■ SHORT TASK ■
Below are some records. Pull every line that contains the word "screenshot".

(Stored data)

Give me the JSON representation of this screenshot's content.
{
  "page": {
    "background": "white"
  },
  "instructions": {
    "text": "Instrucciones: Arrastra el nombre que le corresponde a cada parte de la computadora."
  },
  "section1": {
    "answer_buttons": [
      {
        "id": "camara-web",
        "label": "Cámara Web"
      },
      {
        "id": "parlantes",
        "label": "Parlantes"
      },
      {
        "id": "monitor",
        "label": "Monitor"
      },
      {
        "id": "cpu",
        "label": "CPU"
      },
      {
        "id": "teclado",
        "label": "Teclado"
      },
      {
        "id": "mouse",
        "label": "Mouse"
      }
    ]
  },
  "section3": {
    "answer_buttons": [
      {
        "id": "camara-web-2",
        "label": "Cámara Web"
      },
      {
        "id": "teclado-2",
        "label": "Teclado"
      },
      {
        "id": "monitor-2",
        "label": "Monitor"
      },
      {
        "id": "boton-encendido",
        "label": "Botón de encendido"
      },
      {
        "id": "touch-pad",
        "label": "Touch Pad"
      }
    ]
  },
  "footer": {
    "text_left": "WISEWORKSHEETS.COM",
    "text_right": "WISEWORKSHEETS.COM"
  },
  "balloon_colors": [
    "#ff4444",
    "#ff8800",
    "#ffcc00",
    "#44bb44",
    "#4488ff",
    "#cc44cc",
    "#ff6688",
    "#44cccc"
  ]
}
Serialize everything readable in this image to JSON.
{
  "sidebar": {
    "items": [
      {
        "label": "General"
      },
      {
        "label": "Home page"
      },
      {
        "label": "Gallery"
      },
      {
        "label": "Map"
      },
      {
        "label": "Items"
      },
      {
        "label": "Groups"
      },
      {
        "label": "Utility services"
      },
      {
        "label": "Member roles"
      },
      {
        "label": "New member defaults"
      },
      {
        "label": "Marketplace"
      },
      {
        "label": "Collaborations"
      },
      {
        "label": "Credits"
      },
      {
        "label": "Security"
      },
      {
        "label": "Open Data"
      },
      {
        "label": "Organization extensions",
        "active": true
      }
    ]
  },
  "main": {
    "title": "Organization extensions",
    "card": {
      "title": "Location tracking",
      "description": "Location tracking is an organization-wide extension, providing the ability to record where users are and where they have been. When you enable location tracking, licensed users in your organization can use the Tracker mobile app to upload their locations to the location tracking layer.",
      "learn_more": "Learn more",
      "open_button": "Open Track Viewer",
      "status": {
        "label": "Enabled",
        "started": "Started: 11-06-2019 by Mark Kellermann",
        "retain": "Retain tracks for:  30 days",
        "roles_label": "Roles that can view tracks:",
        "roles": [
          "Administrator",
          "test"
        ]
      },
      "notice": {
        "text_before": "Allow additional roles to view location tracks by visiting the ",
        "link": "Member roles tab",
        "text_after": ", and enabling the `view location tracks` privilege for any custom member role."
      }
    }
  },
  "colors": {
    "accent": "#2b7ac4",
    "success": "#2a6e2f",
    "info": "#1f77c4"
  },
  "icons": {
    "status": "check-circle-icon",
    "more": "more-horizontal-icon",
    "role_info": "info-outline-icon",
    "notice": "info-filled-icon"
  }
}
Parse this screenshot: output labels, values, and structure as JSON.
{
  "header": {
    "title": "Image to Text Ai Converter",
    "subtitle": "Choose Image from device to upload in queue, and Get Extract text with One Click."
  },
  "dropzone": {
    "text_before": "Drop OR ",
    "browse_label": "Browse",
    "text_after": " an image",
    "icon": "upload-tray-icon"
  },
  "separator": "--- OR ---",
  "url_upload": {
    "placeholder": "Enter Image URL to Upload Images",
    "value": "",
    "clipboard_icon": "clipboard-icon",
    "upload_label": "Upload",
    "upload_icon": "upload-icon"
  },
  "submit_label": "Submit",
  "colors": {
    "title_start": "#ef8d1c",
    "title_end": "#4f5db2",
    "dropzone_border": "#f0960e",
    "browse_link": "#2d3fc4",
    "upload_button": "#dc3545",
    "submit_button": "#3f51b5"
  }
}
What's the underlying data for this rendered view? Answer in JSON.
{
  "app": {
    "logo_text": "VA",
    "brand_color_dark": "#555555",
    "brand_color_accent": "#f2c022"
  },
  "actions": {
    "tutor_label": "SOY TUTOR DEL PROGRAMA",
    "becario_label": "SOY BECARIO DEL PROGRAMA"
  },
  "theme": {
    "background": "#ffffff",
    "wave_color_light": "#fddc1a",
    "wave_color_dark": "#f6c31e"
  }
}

■ FULL OUTPUT ■
Give me the JSON representation of this screenshot's content.
Parse this screenshot: output labels, values, and structure as JSON.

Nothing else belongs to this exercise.